▶ **Task input**
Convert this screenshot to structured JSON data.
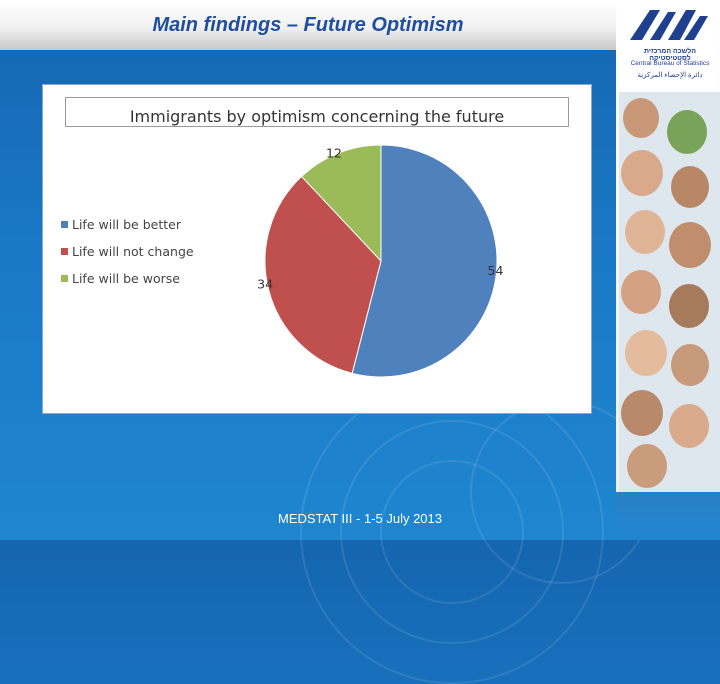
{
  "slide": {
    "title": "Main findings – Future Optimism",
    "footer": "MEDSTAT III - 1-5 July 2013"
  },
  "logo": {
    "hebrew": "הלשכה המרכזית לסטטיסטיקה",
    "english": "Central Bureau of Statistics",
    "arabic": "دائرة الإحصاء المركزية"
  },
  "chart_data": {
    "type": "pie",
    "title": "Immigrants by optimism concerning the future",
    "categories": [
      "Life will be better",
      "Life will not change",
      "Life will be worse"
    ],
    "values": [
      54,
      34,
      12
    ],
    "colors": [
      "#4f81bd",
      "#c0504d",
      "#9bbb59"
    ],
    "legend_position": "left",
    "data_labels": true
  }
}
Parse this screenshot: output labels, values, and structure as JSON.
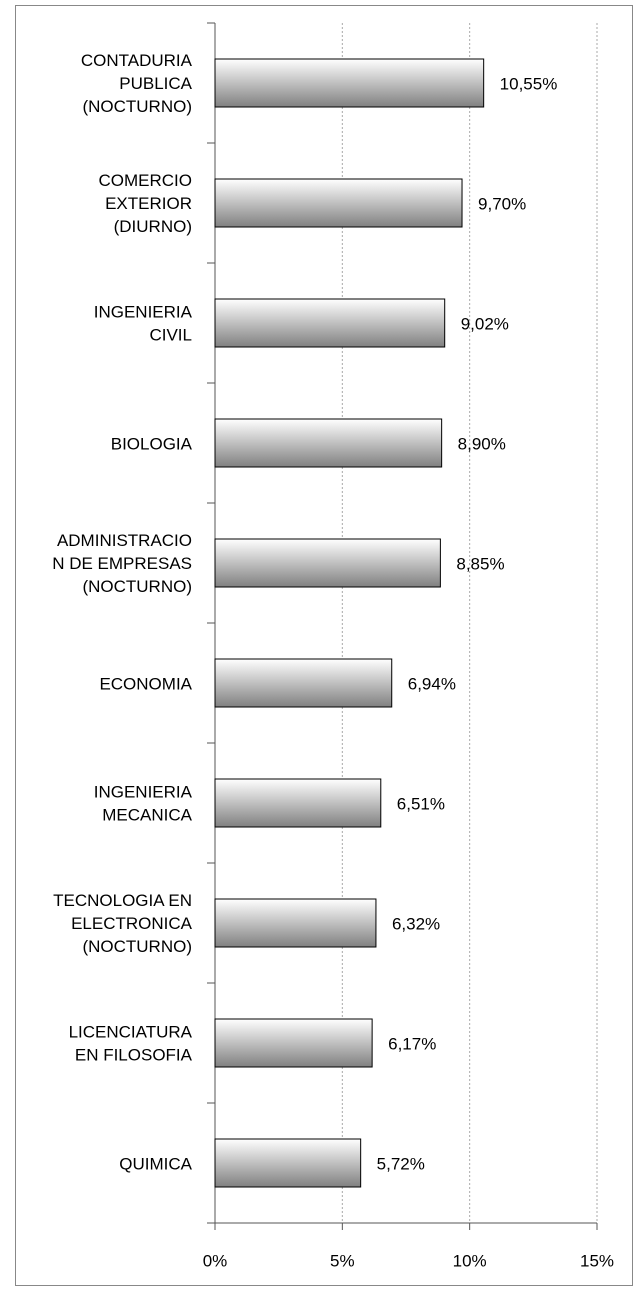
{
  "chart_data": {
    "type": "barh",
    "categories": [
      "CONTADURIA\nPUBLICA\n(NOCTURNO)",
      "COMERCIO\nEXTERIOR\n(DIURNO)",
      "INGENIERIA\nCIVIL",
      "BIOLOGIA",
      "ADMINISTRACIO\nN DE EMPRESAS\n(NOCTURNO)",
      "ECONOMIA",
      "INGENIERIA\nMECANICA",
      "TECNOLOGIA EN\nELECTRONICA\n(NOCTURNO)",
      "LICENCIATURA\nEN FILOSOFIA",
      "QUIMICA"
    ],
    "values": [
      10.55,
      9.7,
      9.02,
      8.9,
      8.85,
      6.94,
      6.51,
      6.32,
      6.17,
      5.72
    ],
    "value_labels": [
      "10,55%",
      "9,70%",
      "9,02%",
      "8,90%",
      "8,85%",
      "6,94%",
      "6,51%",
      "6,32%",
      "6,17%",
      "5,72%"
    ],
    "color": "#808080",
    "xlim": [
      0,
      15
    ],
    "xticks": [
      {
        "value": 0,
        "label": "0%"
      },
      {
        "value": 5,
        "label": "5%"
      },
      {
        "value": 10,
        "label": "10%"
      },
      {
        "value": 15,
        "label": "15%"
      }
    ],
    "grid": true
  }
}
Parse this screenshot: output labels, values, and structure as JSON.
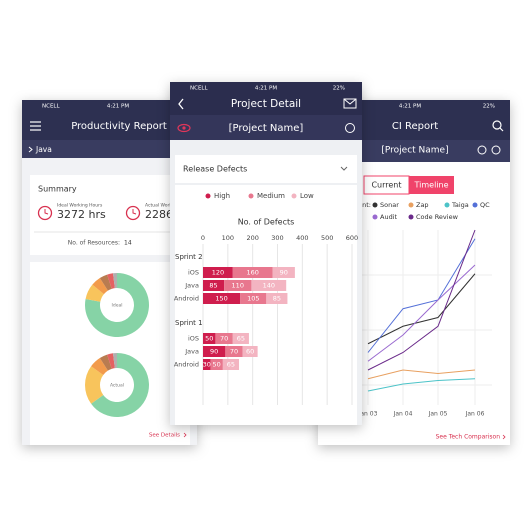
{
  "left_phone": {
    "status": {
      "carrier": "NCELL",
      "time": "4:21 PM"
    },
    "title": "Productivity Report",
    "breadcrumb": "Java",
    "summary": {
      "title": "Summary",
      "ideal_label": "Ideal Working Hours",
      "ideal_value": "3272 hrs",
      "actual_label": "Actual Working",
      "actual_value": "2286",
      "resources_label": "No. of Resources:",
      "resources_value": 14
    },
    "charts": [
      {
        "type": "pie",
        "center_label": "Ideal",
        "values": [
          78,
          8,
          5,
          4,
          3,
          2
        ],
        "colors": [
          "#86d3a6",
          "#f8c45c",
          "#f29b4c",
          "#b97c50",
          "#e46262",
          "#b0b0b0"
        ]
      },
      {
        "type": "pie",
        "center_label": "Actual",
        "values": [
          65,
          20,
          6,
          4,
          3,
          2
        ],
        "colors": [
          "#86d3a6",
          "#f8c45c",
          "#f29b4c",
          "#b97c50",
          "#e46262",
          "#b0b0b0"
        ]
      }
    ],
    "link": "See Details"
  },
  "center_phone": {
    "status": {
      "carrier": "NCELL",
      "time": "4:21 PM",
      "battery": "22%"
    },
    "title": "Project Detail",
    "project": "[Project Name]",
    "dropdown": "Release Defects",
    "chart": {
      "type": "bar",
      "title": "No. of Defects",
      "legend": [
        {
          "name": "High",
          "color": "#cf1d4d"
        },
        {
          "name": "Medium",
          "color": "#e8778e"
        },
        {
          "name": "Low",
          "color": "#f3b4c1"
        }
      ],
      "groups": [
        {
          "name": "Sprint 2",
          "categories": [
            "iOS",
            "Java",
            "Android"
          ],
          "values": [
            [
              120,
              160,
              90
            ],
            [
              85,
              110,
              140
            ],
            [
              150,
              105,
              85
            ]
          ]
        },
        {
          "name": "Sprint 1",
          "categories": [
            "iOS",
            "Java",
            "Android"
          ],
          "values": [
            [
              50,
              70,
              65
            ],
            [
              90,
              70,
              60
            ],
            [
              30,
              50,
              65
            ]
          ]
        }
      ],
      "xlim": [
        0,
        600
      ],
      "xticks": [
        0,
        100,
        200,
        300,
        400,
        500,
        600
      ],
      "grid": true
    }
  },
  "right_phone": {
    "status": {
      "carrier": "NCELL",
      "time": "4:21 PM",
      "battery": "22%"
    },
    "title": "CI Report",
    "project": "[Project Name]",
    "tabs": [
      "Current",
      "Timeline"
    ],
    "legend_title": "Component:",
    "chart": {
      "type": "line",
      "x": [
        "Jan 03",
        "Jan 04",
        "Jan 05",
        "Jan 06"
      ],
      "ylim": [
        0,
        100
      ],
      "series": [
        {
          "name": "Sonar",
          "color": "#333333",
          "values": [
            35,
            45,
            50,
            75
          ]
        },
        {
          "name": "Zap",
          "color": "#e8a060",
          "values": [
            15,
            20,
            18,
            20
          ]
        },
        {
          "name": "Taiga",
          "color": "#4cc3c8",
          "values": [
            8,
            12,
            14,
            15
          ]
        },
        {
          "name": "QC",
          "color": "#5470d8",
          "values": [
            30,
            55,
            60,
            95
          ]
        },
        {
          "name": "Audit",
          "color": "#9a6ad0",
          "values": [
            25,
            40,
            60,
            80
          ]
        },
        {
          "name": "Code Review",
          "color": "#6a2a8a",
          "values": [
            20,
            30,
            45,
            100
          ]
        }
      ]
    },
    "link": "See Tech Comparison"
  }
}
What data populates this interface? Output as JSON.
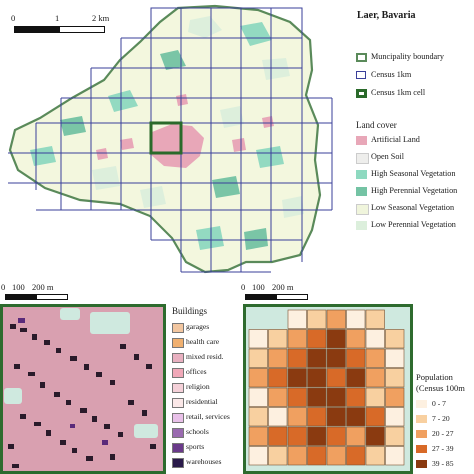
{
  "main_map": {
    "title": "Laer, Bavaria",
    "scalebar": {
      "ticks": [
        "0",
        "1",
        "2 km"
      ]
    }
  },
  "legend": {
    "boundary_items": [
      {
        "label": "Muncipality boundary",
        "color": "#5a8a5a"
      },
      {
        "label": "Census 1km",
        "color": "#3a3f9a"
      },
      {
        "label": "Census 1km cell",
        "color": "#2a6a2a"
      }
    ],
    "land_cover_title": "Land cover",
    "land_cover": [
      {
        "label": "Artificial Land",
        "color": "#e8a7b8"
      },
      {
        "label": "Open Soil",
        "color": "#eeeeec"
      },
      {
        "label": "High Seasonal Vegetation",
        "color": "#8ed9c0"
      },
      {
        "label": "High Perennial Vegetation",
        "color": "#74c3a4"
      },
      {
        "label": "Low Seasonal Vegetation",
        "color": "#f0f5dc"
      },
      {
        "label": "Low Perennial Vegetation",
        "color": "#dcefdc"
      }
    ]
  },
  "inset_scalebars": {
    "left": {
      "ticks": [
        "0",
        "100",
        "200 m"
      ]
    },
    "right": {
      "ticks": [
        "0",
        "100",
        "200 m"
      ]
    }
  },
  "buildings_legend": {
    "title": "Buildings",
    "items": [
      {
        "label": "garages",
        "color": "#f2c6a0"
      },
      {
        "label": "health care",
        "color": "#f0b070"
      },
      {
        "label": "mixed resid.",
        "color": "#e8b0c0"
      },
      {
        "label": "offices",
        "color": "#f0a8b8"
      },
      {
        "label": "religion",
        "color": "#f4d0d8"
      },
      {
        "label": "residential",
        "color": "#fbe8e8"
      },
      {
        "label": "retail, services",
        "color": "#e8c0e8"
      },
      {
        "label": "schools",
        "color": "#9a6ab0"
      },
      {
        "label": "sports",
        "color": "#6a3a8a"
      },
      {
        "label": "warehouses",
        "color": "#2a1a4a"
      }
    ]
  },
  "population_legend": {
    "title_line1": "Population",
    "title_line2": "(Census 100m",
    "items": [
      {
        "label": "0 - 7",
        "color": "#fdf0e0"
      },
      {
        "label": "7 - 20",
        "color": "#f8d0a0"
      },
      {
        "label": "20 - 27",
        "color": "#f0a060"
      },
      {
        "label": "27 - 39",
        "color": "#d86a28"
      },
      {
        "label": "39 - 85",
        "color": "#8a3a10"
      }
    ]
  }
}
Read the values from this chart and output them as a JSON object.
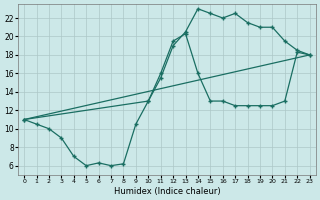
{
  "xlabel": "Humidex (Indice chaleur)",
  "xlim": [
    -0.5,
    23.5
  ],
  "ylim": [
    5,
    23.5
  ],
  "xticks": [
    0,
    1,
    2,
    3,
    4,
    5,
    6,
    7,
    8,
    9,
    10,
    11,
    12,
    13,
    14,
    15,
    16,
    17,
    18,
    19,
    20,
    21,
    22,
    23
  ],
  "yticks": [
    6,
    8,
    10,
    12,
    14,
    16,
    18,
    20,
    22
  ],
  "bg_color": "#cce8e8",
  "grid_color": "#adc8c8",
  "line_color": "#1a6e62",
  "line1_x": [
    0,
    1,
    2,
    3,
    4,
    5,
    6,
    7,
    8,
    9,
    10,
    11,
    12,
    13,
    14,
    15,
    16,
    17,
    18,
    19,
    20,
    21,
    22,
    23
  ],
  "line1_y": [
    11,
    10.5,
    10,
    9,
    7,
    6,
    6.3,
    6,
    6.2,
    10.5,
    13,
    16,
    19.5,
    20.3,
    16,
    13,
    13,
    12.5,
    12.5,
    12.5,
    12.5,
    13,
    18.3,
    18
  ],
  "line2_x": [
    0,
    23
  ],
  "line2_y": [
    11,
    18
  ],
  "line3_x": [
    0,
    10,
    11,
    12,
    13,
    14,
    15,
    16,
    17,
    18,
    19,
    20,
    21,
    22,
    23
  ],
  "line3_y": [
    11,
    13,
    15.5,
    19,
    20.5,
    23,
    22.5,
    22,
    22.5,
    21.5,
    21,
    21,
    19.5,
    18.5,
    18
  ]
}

▶ **Aim**
Only lines with the string "High" belong in your answer; copy each one.

▶ **Solution for this task**
          "name": "High",
        "label": "High Seasonal Vegetation",
        "label": "High Perennial Vegetation",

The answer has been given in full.